# WHAT THE TASK ASKS
Determine which lines contain the word "bank", then copy those lines.

## start DATA ENTRIES

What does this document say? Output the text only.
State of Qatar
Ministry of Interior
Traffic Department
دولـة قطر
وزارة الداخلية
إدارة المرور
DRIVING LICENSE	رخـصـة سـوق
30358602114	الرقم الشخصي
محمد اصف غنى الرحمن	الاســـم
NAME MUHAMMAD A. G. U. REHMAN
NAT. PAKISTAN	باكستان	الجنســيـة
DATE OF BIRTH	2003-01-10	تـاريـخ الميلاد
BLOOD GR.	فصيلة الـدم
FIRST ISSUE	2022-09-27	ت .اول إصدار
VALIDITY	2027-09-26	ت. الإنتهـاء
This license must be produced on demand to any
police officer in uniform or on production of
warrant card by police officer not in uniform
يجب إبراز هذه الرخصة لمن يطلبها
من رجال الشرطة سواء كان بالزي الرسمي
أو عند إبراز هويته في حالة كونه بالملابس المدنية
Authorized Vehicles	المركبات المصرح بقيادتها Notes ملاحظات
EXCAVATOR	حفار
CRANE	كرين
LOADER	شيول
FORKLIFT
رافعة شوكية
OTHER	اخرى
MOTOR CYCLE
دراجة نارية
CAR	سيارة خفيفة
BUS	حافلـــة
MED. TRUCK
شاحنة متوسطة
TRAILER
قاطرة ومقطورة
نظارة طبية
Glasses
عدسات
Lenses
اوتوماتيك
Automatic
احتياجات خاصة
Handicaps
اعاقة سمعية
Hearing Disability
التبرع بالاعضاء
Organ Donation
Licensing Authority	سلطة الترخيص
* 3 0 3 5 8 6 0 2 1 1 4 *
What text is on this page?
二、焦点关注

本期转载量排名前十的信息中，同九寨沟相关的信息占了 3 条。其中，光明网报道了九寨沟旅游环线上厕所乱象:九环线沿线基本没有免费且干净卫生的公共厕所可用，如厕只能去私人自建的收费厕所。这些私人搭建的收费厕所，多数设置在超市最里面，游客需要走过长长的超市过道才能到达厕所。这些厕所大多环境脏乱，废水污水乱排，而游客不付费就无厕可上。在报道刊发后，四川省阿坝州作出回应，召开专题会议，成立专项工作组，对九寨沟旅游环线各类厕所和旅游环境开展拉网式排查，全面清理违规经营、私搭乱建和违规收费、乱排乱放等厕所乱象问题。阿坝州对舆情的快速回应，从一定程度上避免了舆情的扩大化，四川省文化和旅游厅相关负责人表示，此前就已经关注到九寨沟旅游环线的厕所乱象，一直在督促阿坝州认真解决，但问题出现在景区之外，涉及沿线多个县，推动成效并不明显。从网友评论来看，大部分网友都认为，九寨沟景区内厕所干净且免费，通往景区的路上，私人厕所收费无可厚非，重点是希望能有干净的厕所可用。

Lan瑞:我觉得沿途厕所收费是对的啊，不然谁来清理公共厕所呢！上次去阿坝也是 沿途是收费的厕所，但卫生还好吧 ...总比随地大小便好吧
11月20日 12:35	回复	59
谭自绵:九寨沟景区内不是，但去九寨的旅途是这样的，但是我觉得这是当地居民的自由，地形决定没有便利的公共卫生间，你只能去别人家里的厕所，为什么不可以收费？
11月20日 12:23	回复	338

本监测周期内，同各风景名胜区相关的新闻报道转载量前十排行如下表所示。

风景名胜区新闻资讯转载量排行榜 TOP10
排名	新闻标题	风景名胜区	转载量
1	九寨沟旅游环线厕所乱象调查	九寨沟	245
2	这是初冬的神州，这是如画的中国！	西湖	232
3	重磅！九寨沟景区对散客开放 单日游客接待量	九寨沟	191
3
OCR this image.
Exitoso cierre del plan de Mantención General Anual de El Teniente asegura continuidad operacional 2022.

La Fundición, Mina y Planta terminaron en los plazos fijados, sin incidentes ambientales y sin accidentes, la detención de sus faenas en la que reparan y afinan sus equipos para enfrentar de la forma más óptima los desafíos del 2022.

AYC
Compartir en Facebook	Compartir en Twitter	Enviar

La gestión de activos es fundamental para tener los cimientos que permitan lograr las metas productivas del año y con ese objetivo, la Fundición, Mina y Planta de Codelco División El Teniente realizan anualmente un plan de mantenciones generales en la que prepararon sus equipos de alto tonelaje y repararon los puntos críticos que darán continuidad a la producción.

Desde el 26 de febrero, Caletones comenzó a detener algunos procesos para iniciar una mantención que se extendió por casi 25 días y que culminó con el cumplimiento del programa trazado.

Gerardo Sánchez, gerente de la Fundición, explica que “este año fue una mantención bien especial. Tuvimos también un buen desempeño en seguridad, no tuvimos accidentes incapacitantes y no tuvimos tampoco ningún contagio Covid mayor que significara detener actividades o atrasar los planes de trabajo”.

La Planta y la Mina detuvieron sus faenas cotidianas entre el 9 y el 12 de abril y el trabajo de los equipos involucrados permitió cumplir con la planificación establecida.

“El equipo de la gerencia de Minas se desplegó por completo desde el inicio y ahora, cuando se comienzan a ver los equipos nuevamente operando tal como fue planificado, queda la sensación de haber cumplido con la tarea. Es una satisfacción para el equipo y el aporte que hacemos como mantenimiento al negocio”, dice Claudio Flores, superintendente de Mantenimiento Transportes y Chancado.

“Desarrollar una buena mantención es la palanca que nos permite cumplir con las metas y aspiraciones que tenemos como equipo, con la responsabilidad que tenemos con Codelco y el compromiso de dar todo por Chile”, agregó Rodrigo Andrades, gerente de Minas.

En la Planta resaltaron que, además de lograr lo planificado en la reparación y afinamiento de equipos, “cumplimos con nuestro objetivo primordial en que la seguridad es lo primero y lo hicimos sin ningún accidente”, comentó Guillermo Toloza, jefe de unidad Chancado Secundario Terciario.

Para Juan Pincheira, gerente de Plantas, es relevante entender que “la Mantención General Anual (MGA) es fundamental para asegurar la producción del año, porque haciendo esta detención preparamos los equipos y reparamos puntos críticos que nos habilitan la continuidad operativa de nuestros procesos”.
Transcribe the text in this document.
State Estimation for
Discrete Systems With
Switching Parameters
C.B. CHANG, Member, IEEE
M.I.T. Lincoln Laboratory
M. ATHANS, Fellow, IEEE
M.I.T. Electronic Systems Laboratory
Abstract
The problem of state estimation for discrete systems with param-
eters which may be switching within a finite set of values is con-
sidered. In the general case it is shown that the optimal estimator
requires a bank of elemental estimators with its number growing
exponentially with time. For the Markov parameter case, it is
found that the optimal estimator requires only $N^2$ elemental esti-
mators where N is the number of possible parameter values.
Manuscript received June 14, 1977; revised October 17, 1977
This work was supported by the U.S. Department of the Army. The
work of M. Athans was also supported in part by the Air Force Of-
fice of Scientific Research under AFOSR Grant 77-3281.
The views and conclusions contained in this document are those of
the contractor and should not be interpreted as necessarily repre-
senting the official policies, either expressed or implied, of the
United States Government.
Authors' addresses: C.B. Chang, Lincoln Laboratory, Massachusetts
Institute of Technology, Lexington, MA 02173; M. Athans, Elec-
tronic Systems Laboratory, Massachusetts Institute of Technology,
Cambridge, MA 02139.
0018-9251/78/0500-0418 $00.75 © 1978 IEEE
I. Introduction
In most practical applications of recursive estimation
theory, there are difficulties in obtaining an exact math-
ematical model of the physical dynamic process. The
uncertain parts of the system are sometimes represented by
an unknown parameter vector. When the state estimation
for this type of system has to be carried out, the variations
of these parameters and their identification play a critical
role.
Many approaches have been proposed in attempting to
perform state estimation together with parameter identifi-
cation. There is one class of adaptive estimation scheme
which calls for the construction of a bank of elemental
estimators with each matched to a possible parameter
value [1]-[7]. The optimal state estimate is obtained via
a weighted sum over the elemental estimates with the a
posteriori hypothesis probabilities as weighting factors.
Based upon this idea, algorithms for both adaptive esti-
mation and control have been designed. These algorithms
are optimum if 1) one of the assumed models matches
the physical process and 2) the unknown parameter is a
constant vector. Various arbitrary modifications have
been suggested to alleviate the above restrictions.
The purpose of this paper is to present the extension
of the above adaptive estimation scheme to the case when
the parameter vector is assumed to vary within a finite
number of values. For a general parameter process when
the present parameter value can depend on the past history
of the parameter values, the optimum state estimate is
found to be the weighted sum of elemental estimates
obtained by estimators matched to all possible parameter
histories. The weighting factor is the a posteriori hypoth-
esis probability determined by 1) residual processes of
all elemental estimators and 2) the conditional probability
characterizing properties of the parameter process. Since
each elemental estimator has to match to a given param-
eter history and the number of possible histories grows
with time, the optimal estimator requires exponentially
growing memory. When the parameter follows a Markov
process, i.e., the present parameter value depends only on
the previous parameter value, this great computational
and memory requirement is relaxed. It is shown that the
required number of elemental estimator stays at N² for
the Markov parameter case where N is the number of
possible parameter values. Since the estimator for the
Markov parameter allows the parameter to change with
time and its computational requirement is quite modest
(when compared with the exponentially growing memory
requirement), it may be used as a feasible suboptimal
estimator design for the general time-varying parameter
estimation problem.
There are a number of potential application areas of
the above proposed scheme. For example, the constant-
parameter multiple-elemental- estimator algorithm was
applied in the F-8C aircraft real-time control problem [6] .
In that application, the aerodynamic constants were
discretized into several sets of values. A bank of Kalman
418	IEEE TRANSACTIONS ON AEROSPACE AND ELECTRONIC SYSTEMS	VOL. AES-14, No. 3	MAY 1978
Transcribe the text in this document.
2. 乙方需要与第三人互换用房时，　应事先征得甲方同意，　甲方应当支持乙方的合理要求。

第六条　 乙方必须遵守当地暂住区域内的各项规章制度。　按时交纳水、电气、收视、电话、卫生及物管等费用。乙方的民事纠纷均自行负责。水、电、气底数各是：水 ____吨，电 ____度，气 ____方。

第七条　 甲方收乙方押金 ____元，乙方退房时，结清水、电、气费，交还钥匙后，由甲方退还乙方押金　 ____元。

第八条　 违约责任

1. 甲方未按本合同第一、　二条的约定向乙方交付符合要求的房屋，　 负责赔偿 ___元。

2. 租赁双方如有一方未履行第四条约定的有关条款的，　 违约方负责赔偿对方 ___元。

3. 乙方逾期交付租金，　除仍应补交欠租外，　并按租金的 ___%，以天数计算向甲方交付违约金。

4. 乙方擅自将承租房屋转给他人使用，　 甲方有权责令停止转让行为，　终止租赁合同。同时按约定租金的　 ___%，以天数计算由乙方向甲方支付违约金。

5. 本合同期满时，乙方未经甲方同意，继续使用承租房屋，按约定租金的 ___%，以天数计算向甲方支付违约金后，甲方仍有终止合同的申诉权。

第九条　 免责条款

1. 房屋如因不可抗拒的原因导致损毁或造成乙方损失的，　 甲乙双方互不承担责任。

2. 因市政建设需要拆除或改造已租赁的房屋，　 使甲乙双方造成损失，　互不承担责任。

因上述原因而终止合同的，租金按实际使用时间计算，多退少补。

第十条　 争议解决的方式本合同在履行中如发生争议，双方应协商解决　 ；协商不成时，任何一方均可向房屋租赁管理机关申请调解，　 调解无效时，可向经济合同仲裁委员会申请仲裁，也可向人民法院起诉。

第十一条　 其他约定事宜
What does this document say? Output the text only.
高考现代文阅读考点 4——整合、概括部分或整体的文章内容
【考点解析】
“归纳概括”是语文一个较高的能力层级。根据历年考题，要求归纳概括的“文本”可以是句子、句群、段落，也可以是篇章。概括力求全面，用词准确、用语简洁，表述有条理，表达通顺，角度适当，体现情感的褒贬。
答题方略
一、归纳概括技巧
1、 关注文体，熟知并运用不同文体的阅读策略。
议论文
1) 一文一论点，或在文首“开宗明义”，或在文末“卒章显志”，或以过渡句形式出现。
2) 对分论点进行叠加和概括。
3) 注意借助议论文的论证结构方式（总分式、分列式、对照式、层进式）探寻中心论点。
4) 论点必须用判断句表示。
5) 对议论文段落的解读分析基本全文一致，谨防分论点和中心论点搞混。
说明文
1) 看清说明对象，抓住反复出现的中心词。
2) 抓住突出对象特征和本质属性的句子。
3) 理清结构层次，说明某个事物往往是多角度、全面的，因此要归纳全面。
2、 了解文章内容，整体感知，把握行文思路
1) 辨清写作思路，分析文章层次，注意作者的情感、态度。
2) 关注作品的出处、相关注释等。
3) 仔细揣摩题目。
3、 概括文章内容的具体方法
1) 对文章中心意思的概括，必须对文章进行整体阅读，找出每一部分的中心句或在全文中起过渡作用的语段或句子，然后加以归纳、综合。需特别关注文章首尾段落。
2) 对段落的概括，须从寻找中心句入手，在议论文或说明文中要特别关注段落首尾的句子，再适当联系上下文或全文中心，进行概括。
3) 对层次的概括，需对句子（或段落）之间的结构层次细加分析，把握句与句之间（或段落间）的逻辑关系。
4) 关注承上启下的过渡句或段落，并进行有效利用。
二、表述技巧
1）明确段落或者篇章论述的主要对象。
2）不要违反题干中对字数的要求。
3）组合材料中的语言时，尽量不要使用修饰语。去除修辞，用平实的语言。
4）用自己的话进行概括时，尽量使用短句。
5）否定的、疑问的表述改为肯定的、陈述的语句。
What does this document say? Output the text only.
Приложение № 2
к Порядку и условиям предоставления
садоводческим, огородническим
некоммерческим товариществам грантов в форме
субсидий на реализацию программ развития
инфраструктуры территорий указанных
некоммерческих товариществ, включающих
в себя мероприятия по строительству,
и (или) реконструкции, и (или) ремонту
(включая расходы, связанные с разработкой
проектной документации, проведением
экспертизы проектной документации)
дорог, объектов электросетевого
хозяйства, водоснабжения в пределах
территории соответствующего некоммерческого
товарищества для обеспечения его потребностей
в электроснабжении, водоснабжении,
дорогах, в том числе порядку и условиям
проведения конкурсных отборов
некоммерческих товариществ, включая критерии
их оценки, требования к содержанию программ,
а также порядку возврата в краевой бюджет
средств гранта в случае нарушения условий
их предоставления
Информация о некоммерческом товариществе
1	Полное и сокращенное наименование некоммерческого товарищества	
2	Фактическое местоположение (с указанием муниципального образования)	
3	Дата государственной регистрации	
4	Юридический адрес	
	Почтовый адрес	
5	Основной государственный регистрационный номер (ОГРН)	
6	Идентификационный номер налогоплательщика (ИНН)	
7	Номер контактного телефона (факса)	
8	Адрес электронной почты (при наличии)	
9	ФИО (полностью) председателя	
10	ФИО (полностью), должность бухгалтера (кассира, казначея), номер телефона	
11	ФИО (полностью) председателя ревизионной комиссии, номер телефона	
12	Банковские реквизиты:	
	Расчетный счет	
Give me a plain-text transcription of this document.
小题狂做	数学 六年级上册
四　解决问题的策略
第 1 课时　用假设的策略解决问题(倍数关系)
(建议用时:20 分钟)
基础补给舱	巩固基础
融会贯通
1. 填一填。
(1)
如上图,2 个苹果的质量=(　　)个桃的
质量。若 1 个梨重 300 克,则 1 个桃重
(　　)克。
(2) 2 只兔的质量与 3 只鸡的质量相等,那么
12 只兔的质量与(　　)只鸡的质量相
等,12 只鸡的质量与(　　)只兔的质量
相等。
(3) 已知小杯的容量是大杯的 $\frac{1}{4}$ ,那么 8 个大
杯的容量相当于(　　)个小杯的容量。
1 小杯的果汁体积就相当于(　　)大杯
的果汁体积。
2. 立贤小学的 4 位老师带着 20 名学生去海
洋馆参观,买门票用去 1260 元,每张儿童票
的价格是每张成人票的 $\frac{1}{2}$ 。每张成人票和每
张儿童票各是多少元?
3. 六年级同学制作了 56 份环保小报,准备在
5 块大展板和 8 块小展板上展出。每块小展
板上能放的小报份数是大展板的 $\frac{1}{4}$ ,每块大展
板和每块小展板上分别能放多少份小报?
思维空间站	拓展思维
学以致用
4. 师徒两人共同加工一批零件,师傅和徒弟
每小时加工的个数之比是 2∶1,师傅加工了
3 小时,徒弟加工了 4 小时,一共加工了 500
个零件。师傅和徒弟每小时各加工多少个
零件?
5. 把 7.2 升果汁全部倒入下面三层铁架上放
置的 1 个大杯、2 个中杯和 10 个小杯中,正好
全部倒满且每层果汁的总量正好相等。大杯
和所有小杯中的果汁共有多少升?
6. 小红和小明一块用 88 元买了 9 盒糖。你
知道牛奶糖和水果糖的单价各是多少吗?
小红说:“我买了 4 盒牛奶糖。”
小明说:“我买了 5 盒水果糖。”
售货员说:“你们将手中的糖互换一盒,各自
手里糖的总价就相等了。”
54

## end DATA ENTRIES

# ANSWER BELOW
requires a bank of elemental estimators with its number growing
which calls for the construction of a bank of elemental
discretized into several sets of values. A bank of Kalman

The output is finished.